*Stated goal*
Print out each record below, unaltered and complete, without its images.

[Part of a data file]

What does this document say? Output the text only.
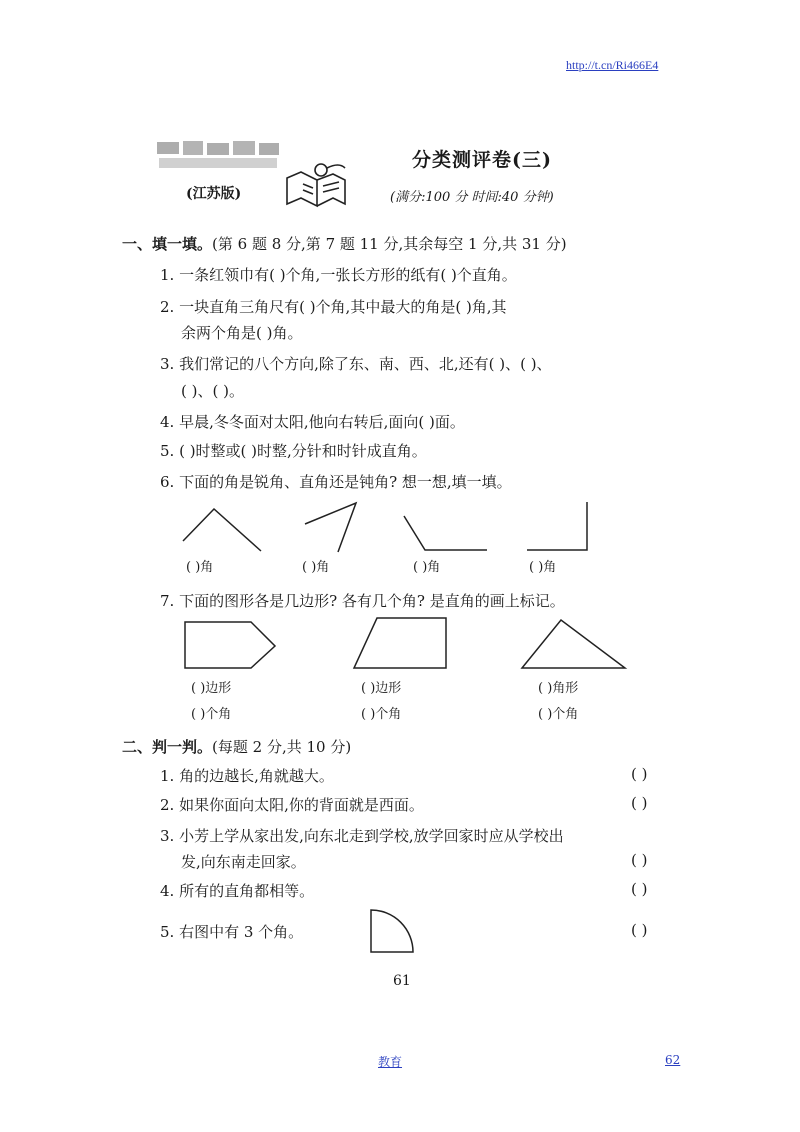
http://t.cn/Ri466E4
分类测评卷(三)
(江苏版)	(满分:100 分 时间:40 分钟)
一、填一填。(第 6 题 8 分,第 7 题 11 分,其余每空 1 分,共 31 分)
1. 一条红领巾有( )个角,一张长方形的纸有( )个直角。
2. 一块直角三角尺有( )个角,其中最大的角是( )角,其
余两个角是( )角。
3. 我们常记的八个方向,除了东、南、西、北,还有( )、( )、
( )、( )。
4. 早晨,冬冬面对太阳,他向右转后,面向( )面。
5. ( )时整或( )时整,分针和时针成直角。
6. 下面的角是锐角、直角还是钝角? 想一想,填一填。
( )角	( )角	( )角	( )角
7. 下面的图形各是几边形? 各有几个角? 是直角的画上标记。
( )边形	( )边形	( )角形
( )个角	( )个角	( )个角
二、判一判。(每题 2 分,共 10 分)
1. 角的边越长,角就越大。	( )
2. 如果你面向太阳,你的背面就是西面。	( )
3. 小芳上学从家出发,向东北走到学校,放学回家时应从学校出
发,向东南走回家。	( )
4. 所有的直角都相等。	( )
5. 右图中有 3 个角。	( )
61
教育	62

*Final result*
What does this document say? Output the text only.
http://t.cn/Ri466E4
分类测评卷(三)
(江苏版)	(满分:100 分 时间:40 分钟)
一、填一填。(第 6 题 8 分,第 7 题 11 分,其余每空 1 分,共 31 分)
1. 一条红领巾有( )个角,一张长方形的纸有( )个直角。
2. 一块直角三角尺有( )个角,其中最大的角是( )角,其
余两个角是( )角。
3. 我们常记的八个方向,除了东、南、西、北,还有( )、( )、
( )、( )。
4. 早晨,冬冬面对太阳,他向右转后,面向( )面。
5. ( )时整或( )时整,分针和时针成直角。
6. 下面的角是锐角、直角还是钝角? 想一想,填一填。
( )角	( )角	( )角	( )角
7. 下面的图形各是几边形? 各有几个角? 是直角的画上标记。
( )边形	( )边形	( )角形
( )个角	( )个角	( )个角
二、判一判。(每题 2 分,共 10 分)
1. 角的边越长,角就越大。	( )
2. 如果你面向太阳,你的背面就是西面。	( )
3. 小芳上学从家出发,向东北走到学校,放学回家时应从学校出
发,向东南走回家。	( )
4. 所有的直角都相等。	( )
5. 右图中有 3 个角。	( )
61
教育	62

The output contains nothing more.